__Task to complete__:
Show all lines from the data that include the word "Loss".
-- START OF Entries --
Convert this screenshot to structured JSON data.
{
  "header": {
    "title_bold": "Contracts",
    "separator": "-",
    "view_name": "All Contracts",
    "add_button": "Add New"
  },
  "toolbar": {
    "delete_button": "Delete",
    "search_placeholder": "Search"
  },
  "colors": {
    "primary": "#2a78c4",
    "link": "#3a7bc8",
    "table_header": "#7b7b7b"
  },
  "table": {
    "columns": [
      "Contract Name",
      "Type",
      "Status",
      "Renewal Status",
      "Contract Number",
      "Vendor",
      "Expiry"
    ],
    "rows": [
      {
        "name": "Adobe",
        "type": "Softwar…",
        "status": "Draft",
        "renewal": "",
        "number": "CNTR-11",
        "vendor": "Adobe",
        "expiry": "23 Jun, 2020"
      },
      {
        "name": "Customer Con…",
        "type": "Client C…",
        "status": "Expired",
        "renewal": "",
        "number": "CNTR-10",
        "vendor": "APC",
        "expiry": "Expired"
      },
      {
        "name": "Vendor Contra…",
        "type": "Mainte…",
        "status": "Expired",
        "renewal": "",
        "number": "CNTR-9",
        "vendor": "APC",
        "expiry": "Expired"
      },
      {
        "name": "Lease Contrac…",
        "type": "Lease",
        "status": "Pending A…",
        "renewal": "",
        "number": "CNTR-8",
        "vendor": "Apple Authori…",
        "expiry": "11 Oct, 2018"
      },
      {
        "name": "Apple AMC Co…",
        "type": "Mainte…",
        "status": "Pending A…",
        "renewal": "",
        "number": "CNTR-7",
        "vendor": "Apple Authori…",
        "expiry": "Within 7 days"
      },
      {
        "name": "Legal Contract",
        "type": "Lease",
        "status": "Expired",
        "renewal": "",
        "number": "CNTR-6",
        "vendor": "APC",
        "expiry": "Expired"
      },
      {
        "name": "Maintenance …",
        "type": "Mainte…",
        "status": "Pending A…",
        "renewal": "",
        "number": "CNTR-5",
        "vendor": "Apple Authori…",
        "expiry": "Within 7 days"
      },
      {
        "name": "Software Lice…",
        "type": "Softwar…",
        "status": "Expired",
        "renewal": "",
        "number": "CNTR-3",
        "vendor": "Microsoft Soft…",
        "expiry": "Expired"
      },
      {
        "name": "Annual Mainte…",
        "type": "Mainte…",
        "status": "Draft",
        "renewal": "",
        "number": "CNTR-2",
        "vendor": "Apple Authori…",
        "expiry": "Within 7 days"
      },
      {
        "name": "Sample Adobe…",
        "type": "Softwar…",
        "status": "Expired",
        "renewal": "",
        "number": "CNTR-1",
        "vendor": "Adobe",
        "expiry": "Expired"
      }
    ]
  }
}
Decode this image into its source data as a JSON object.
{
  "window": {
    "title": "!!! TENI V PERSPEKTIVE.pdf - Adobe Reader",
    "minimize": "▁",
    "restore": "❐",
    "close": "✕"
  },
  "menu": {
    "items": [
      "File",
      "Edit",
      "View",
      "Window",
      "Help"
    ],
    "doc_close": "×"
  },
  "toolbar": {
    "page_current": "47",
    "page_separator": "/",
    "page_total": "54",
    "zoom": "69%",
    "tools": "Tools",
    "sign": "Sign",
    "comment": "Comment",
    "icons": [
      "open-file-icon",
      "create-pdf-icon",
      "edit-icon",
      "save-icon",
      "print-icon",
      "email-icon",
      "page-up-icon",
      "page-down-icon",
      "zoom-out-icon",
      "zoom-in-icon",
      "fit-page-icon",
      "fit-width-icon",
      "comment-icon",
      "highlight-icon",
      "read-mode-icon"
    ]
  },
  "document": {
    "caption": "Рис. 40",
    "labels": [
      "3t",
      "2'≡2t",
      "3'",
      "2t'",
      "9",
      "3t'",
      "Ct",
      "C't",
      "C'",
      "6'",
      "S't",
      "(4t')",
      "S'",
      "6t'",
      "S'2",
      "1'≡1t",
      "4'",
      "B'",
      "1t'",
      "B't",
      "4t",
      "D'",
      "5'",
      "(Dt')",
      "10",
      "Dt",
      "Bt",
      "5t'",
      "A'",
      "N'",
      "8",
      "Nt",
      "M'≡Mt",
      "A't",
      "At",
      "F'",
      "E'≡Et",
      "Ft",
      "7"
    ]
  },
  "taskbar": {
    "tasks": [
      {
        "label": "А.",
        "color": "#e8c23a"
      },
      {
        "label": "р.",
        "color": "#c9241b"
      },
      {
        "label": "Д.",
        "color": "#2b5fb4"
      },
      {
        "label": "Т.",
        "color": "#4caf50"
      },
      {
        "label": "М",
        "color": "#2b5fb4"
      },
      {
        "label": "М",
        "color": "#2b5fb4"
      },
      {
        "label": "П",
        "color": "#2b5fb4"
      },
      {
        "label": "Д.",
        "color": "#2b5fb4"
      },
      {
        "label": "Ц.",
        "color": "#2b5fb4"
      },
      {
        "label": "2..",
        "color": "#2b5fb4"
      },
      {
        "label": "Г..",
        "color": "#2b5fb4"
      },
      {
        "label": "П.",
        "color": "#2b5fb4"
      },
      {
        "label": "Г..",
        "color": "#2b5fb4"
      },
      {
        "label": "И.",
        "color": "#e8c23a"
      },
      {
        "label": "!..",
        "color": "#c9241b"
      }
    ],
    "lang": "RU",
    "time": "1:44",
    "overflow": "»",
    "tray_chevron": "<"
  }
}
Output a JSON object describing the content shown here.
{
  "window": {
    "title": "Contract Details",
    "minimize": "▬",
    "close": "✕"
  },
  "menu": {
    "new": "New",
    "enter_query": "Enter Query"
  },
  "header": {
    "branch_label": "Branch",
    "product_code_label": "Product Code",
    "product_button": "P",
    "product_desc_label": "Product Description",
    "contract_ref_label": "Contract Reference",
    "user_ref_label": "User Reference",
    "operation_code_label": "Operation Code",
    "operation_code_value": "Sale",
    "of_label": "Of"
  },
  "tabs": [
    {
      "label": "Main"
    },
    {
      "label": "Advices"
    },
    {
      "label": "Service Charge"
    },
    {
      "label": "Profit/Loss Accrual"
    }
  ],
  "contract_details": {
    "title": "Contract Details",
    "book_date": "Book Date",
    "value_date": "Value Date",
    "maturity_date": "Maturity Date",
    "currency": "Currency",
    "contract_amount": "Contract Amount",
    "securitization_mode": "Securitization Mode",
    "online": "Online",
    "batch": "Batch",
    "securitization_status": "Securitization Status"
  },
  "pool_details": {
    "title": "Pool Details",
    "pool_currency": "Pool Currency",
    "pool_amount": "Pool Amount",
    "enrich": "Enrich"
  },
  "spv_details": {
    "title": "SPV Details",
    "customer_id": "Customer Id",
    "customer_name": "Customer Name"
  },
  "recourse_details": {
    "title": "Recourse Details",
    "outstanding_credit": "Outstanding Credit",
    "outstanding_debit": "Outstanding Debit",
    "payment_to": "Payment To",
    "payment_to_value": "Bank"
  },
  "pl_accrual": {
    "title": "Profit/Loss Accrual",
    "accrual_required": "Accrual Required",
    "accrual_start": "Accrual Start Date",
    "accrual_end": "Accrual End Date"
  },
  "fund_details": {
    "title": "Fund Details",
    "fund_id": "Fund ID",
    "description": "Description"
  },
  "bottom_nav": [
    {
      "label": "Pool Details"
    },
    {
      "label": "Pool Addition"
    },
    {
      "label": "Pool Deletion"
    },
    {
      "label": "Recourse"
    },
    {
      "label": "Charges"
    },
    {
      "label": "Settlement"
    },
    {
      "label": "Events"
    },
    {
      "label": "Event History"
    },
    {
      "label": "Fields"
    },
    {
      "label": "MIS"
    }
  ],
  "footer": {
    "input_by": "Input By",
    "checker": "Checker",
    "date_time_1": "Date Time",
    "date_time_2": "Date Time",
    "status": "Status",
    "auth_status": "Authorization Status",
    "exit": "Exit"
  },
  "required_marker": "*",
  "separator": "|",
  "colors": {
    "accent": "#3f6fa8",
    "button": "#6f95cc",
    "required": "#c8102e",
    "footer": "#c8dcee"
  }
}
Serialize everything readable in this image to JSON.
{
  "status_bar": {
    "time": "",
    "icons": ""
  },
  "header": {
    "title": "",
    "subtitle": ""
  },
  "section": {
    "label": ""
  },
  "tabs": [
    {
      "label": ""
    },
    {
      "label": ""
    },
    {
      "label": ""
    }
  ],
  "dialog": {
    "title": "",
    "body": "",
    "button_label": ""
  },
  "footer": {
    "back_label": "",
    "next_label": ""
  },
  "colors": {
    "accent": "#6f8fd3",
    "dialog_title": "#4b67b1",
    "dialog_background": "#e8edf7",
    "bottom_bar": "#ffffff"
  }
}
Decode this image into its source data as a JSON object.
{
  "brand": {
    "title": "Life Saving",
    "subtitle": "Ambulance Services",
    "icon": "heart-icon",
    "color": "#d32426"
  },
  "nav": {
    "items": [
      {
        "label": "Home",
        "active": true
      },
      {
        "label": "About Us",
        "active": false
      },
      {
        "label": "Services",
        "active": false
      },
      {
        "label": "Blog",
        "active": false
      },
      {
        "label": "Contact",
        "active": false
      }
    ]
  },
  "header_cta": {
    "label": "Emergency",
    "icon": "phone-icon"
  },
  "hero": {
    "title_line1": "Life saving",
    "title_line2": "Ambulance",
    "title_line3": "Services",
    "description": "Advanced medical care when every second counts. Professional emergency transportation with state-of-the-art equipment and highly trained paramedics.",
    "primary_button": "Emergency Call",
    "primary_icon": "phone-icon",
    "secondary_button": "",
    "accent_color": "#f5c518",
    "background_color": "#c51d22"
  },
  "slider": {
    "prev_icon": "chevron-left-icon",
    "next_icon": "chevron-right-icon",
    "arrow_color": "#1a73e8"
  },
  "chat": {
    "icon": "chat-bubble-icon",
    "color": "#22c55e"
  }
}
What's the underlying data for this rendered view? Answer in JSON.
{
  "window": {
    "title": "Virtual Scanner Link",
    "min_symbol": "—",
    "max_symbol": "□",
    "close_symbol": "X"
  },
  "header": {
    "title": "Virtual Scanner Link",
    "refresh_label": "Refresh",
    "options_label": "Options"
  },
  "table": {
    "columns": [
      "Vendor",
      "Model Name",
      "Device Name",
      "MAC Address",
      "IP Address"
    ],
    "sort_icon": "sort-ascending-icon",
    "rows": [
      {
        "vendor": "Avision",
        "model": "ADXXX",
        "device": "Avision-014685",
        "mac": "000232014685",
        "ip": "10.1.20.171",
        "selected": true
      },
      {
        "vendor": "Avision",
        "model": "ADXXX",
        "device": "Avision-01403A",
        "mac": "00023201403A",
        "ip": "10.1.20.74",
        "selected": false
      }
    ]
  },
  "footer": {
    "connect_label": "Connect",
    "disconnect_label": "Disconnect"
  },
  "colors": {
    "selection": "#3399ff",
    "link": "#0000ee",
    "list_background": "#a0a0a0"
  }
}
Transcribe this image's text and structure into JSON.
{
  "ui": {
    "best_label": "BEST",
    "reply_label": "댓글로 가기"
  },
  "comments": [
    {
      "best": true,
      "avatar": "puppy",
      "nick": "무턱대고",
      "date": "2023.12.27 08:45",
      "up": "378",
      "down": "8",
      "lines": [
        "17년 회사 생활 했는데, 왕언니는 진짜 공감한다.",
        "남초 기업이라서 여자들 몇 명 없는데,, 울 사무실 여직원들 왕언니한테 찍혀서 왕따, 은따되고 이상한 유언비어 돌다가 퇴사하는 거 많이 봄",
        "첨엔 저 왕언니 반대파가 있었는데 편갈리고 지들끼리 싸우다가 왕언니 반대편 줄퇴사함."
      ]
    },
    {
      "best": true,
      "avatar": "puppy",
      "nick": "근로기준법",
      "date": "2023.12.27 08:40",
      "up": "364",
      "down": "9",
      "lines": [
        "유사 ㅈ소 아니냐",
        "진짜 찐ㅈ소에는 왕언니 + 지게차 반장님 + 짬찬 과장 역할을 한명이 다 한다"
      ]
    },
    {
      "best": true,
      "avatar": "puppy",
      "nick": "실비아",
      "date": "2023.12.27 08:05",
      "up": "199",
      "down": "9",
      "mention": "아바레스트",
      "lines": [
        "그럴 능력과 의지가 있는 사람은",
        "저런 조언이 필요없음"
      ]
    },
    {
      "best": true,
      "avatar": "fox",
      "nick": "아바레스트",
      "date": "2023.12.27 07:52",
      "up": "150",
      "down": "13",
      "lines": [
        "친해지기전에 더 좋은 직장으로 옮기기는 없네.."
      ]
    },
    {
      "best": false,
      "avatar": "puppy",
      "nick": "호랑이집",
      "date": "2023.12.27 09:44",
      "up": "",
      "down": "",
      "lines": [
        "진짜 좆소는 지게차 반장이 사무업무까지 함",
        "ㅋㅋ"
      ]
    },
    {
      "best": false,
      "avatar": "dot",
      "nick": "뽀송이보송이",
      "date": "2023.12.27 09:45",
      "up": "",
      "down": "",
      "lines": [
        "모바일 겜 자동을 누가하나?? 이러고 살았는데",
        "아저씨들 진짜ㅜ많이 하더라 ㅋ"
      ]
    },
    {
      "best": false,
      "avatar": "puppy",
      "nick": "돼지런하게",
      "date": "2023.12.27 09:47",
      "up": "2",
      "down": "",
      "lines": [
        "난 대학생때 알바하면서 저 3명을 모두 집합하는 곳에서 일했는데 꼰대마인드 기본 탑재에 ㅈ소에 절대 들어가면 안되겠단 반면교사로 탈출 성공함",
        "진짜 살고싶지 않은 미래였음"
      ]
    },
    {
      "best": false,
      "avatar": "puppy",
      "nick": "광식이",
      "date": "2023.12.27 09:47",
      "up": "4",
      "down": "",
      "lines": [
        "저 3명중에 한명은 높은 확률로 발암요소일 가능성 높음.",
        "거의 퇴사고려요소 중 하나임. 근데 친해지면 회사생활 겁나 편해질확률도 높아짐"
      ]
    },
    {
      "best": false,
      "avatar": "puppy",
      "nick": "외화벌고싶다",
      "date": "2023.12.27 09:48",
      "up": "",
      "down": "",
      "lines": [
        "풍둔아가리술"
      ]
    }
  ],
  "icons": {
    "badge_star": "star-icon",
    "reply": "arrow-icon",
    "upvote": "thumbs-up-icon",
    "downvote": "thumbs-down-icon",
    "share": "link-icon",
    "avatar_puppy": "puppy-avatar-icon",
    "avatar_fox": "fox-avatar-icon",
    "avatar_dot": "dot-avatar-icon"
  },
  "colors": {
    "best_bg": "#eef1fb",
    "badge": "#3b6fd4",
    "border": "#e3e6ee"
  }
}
-- END OF Entries --
__Solved exercise__:
      "label": "Profit/Loss Accrual"
    "title": "Profit/Loss Accrual",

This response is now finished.